** Problem **
The records below must be duplicated exactly, character for character.

** Extracted entries **

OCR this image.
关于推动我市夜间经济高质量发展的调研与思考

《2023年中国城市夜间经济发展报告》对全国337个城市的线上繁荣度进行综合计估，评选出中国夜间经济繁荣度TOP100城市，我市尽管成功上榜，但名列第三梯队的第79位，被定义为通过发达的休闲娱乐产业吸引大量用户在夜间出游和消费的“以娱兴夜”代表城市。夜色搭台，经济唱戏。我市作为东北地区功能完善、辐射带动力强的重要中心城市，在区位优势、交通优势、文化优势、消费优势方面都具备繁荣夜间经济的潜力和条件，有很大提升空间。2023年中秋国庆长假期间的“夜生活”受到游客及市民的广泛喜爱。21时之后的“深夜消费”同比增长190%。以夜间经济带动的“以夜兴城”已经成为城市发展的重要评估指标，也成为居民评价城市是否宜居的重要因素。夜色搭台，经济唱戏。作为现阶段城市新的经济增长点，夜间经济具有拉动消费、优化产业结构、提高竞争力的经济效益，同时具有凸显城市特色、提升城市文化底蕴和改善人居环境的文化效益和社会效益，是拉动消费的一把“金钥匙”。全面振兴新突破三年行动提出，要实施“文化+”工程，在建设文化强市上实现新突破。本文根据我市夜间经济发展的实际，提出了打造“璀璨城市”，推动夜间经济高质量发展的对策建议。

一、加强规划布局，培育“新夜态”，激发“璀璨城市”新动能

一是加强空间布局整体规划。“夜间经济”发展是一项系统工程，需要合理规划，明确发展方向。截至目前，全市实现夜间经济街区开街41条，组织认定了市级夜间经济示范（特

** Reply **
OCR this image.
关于推动我市夜间经济高质量发展的调研与思考

《2023年中国城市夜间经济发展报告》对全国337个城市的线上繁荣度进行综合计估，评选出中国夜间经济繁荣度TOP100城市，我市尽管成功上榜，但名列第三梯队的第79位，被定义为通过发达的休闲娱乐产业吸引大量用户在夜间出游和消费的“以娱兴夜”代表城市。夜色搭台，经济唱戏。我市作为东北地区功能完善、辐射带动力强的重要中心城市，在区位优势、交通优势、文化优势、消费优势方面都具备繁荣夜间经济的潜力和条件，有很大提升空间。2023年中秋国庆长假期间的“夜生活”受到游客及市民的广泛喜爱。21时之后的“深夜消费”同比增长190%。以夜间经济带动的“以夜兴城”已经成为城市发展的重要评估指标，也成为居民评价城市是否宜居的重要因素。夜色搭台，经济唱戏。作为现阶段城市新的经济增长点，夜间经济具有拉动消费、优化产业结构、提高竞争力的经济效益，同时具有凸显城市特色、提升城市文化底蕴和改善人居环境的文化效益和社会效益，是拉动消费的一把“金钥匙”。全面振兴新突破三年行动提出，要实施“文化+”工程，在建设文化强市上实现新突破。本文根据我市夜间经济发展的实际，提出了打造“璀璨城市”，推动夜间经济高质量发展的对策建议。

一、加强规划布局，培育“新夜态”，激发“璀璨城市”新动能

一是加强空间布局整体规划。“夜间经济”发展是一项系统工程，需要合理规划，明确发展方向。截至目前，全市实现夜间经济街区开街41条，组织认定了市级夜间经济示范（特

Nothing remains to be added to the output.